→ **Exercise A**: According to the genre notes, what does Mentz set Latour's "comic optimism" against at the end?

== Given text ==

Mentz focuses on the "mutability" of Shakespeare's genres--
histories, comedies, tragedies, romances/tragicomedies--
and how he accomodates both tragic agony and comic resilience.
He ends by cf'ing Latour's "comic optimism" with Morton's "tragic clarity."

IV. The big question here is what difference genre--
or thinking generically--might make,
when we are thinking, reading, writing ecologically.
We're going to work this question today,
not by analyzing Shakespeare's plays
(so not our shared texts)
but rather first outselves, then
the texts we all are creating as-we-go.

There are conventional European generic divisions:
lyric/drama/epic (narrative)-->  speaking for oneself, as another, about another
poem/play/story/essay (fictional/non-fictional prose)
romance/realism/naturalism (environmental determinism)
romance/comedy/tragedy/satire (irony)
("comedy is tragedy plus time"!)

What other literary genres do you know about??

But (short keyword exercise!) "genre" is from "gens,"
meaning "kind" (same root as "gender"), and there
are multiple genres (and Mentz says, all malleable, combinable);
you don't have to be "pure" in doing this exercise.

V. Let's start by naming what genre each of us occupies:
what kind are you? Name a single category you occupy.
(for ex, from my fac'y seminar on "critical making":
"cool is the gesture of ambivalent, recusant oppositionality.
The coolest ideology is 'destructive creativity,' like hacking).

Go 'round again, this time naming
our favored cultural "genres"/kinds.

From these two exercises:
how large is the range of categories have we laid out?
Want to add any that you know that we don't occupy?

Now! to today's central question!
which genres/"literary kinds" seem helpful

to use, as we think/act/ write about the future of the environment,
and ourselves in it?  What kinds of stories seem more helpful,
in getting ourselves and others to live reflectively, act differently?
How to incentivize? Using what sort of language?
What sorts of stories move you most?

Those of doom and gloom?
Those of joyful harmony?
Those of edgy un-ease?

VI. Let's start with the genres we've been writing in,
and seeing one another using.
In groups of three: review the site sits posted last weekend.

What genres are they? What are their defining characteristics?

===
== Data listing ==

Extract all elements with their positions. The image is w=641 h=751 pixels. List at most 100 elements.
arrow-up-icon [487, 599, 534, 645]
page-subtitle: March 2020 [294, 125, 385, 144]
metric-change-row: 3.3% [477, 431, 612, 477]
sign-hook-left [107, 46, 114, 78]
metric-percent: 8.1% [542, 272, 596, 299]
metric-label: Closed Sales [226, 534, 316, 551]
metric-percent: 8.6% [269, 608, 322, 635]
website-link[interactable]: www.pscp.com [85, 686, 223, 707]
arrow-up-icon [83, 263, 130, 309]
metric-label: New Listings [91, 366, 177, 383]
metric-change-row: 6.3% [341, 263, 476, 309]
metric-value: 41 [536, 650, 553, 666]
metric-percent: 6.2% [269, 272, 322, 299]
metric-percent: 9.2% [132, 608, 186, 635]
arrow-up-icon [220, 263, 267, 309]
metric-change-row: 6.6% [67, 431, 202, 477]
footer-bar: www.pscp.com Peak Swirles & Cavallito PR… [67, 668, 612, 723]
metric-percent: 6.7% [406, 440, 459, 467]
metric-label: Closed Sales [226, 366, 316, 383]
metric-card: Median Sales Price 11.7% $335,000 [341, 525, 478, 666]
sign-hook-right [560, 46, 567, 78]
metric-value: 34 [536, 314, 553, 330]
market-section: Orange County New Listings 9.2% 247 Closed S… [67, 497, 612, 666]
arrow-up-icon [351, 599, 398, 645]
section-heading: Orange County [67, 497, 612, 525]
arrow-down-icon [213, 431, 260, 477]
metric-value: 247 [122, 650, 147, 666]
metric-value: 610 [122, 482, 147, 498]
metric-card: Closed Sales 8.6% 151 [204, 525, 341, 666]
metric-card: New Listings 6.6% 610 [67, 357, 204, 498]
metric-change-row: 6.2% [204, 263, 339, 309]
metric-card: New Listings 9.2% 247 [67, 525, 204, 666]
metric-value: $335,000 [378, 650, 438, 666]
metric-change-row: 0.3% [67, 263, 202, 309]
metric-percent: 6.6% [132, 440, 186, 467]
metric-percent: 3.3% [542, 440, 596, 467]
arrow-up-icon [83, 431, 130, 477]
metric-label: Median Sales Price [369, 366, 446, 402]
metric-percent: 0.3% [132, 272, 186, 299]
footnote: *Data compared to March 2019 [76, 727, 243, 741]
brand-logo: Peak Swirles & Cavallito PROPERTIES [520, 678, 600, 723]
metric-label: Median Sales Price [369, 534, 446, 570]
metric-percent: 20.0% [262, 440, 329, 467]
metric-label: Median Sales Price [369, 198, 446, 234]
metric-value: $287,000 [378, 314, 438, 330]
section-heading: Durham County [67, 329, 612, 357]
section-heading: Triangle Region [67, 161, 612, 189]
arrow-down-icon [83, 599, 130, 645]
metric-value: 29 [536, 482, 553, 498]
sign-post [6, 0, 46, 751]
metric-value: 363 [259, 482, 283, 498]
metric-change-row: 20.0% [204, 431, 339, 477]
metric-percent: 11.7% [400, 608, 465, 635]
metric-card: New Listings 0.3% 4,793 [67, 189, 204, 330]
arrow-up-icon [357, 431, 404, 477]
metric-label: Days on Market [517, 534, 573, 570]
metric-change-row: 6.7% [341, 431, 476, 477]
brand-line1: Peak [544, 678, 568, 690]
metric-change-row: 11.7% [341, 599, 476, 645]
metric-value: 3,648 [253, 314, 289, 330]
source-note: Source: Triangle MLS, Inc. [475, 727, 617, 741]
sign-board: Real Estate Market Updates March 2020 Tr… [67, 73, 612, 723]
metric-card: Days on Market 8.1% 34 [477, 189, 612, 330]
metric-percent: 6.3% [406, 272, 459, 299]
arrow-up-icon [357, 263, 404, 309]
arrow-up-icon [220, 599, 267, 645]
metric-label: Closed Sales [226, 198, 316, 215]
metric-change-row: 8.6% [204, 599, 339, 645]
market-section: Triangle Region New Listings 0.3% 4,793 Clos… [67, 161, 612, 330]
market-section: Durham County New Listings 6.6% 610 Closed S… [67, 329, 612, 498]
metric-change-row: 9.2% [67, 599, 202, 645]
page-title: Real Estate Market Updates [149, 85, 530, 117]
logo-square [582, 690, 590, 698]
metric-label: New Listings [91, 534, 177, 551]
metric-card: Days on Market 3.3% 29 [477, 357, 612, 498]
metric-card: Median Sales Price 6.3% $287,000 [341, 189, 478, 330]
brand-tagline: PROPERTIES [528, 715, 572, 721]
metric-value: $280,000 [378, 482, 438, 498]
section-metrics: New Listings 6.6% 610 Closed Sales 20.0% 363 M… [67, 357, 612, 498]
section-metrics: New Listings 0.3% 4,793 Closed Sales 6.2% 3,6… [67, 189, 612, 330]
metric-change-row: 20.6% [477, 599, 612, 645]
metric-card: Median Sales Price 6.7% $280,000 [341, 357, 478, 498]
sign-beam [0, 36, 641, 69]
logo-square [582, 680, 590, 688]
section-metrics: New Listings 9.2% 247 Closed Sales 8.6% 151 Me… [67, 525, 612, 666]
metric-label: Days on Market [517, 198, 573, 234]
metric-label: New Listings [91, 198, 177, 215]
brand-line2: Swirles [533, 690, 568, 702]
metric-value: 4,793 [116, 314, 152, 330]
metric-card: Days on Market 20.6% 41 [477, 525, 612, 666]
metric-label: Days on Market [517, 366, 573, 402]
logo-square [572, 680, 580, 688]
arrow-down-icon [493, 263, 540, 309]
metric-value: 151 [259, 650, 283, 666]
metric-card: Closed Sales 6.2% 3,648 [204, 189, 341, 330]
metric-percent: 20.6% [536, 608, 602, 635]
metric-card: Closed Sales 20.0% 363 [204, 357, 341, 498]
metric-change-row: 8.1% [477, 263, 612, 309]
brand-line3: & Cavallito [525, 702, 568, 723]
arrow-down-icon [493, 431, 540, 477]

===

→ **Exercise B**: Format the box coordinate listings as a JSON list of strings, one string per line and blank lines omitted, starting with the first line of the listings and going on through the line that contains "website-link[interactable]: www.pscp.com [85, 686, 223, 707]".

→ **Exercise answer A**: Morton's "tragic clarity."

→ **Exercise answer B**:
[
  "Extract all elements with their positions. The image is w=641 h=751 pixels. List at most 100 elements.",
  "arrow-up-icon [487, 599, 534, 645]",
  "page-subtitle: March 2020 [294, 125, 385, 144]",
  "metric-change-row: 3.3% [477, 431, 612, 477]",
  "sign-hook-left [107, 46, 114, 78]",
  "metric-percent: 8.1% [542, 272, 596, 299]",
  "metric-label: Closed Sales [226, 534, 316, 551]",
  "metric-percent: 8.6% [269, 608, 322, 635]",
  "website-link[interactable]: www.pscp.com [85, 686, 223, 707]"
]